## Exercise prompt
Output all of the records exactly as written.

## Supplied entries
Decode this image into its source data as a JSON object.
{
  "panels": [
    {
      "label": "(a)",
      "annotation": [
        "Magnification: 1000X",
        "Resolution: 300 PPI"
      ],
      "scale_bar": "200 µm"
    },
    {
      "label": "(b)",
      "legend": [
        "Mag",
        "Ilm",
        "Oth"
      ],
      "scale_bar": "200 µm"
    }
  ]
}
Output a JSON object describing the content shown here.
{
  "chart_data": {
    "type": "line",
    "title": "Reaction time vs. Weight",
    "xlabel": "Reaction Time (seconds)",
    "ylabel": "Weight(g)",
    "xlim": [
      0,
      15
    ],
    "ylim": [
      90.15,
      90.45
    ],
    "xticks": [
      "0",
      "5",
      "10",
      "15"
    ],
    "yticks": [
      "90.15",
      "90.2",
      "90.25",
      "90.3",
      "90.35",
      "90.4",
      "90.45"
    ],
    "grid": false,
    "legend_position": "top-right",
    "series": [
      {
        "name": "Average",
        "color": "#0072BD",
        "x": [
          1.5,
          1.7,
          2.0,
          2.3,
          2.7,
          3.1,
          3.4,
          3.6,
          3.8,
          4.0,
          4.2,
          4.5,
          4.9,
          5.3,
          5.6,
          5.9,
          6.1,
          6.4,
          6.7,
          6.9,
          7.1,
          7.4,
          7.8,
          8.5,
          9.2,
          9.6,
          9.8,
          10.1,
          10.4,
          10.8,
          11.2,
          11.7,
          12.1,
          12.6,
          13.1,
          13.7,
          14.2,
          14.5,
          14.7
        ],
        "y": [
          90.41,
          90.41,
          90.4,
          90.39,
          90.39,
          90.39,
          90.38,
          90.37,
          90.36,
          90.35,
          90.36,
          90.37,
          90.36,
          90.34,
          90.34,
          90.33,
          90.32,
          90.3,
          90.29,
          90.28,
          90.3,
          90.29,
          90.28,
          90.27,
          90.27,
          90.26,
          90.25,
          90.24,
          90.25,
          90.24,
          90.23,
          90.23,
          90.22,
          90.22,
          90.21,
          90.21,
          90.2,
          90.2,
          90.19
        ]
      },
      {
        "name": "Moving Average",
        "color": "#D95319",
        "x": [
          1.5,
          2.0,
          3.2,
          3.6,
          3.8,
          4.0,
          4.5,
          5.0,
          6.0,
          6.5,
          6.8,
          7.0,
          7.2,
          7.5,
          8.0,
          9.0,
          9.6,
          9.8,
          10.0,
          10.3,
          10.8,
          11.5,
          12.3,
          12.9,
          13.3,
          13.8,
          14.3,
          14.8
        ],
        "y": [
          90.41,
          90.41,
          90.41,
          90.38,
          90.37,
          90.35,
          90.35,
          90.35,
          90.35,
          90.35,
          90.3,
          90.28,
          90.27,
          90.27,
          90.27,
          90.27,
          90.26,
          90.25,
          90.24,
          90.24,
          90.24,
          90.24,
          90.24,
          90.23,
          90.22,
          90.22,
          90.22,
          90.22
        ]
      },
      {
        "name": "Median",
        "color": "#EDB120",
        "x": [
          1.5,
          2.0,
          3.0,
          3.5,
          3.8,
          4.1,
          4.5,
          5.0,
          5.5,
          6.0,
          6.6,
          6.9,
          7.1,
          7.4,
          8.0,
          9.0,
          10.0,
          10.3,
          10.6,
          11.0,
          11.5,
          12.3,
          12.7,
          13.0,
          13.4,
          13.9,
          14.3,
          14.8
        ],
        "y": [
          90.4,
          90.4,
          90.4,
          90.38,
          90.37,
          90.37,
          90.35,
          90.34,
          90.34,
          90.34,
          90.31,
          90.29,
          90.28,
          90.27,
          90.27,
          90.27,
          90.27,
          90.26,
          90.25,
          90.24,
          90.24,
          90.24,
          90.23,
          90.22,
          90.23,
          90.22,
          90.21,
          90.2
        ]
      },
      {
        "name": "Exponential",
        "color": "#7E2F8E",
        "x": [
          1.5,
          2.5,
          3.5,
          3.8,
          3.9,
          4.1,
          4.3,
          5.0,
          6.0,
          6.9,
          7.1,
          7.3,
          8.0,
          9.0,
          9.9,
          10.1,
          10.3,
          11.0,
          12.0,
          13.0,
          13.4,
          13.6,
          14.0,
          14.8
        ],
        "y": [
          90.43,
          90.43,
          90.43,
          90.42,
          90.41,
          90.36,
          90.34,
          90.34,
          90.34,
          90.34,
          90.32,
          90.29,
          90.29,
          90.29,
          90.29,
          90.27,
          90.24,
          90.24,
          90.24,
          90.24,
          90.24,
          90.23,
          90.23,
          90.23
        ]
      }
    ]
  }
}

## Worked answer
Decode this image into its source data as a JSON object.
{
  "panels": [
    {
      "label": "(a)",
      "annotation": [
        "Magnification: 1000X",
        "Resolution: 300 PPI"
      ],
      "scale_bar": "200 µm"
    },
    {
      "label": "(b)",
      "legend": [
        "Mag",
        "Ilm",
        "Oth"
      ],
      "scale_bar": "200 µm"
    }
  ]
}
Output a JSON object describing the content shown here.
{
  "chart_data": {
    "type": "line",
    "title": "Reaction time vs. Weight",
    "xlabel": "Reaction Time (seconds)",
    "ylabel": "Weight(g)",
    "xlim": [
      0,
      15
    ],
    "ylim": [
      90.15,
      90.45
    ],
    "xticks": [
      "0",
      "5",
      "10",
      "15"
    ],
    "yticks": [
      "90.15",
      "90.2",
      "90.25",
      "90.3",
      "90.35",
      "90.4",
      "90.45"
    ],
    "grid": false,
    "legend_position": "top-right",
    "series": [
      {
        "name": "Average",
        "color": "#0072BD",
        "x": [
          1.5,
          1.7,
          2.0,
          2.3,
          2.7,
          3.1,
          3.4,
          3.6,
          3.8,
          4.0,
          4.2,
          4.5,
          4.9,
          5.3,
          5.6,
          5.9,
          6.1,
          6.4,
          6.7,
          6.9,
          7.1,
          7.4,
          7.8,
          8.5,
          9.2,
          9.6,
          9.8,
          10.1,
          10.4,
          10.8,
          11.2,
          11.7,
          12.1,
          12.6,
          13.1,
          13.7,
          14.2,
          14.5,
          14.7
        ],
        "y": [
          90.41,
          90.41,
          90.4,
          90.39,
          90.39,
          90.39,
          90.38,
          90.37,
          90.36,
          90.35,
          90.36,
          90.37,
          90.36,
          90.34,
          90.34,
          90.33,
          90.32,
          90.3,
          90.29,
          90.28,
          90.3,
          90.29,
          90.28,
          90.27,
          90.27,
          90.26,
          90.25,
          90.24,
          90.25,
          90.24,
          90.23,
          90.23,
          90.22,
          90.22,
          90.21,
          90.21,
          90.2,
          90.2,
          90.19
        ]
      },
      {
        "name": "Moving Average",
        "color": "#D95319",
        "x": [
          1.5,
          2.0,
          3.2,
          3.6,
          3.8,
          4.0,
          4.5,
          5.0,
          6.0,
          6.5,
          6.8,
          7.0,
          7.2,
          7.5,
          8.0,
          9.0,
          9.6,
          9.8,
          10.0,
          10.3,
          10.8,
          11.5,
          12.3,
          12.9,
          13.3,
          13.8,
          14.3,
          14.8
        ],
        "y": [
          90.41,
          90.41,
          90.41,
          90.38,
          90.37,
          90.35,
          90.35,
          90.35,
          90.35,
          90.35,
          90.3,
          90.28,
          90.27,
          90.27,
          90.27,
          90.27,
          90.26,
          90.25,
          90.24,
          90.24,
          90.24,
          90.24,
          90.24,
          90.23,
          90.22,
          90.22,
          90.22,
          90.22
        ]
      },
      {
        "name": "Median",
        "color": "#EDB120",
        "x": [
          1.5,
          2.0,
          3.0,
          3.5,
          3.8,
          4.1,
          4.5,
          5.0,
          5.5,
          6.0,
          6.6,
          6.9,
          7.1,
          7.4,
          8.0,
          9.0,
          10.0,
          10.3,
          10.6,
          11.0,
          11.5,
          12.3,
          12.7,
          13.0,
          13.4,
          13.9,
          14.3,
          14.8
        ],
        "y": [
          90.4,
          90.4,
          90.4,
          90.38,
          90.37,
          90.37,
          90.35,
          90.34,
          90.34,
          90.34,
          90.31,
          90.29,
          90.28,
          90.27,
          90.27,
          90.27,
          90.27,
          90.26,
          90.25,
          90.24,
          90.24,
          90.24,
          90.23,
          90.22,
          90.23,
          90.22,
          90.21,
          90.2
        ]
      },
      {
        "name": "Exponential",
        "color": "#7E2F8E",
        "x": [
          1.5,
          2.5,
          3.5,
          3.8,
          3.9,
          4.1,
          4.3,
          5.0,
          6.0,
          6.9,
          7.1,
          7.3,
          8.0,
          9.0,
          9.9,
          10.1,
          10.3,
          11.0,
          12.0,
          13.0,
          13.4,
          13.6,
          14.0,
          14.8
        ],
        "y": [
          90.43,
          90.43,
          90.43,
          90.42,
          90.41,
          90.36,
          90.34,
          90.34,
          90.34,
          90.34,
          90.32,
          90.29,
          90.29,
          90.29,
          90.29,
          90.27,
          90.24,
          90.24,
          90.24,
          90.24,
          90.24,
          90.23,
          90.23,
          90.23
        ]
      }
    ]
  }
}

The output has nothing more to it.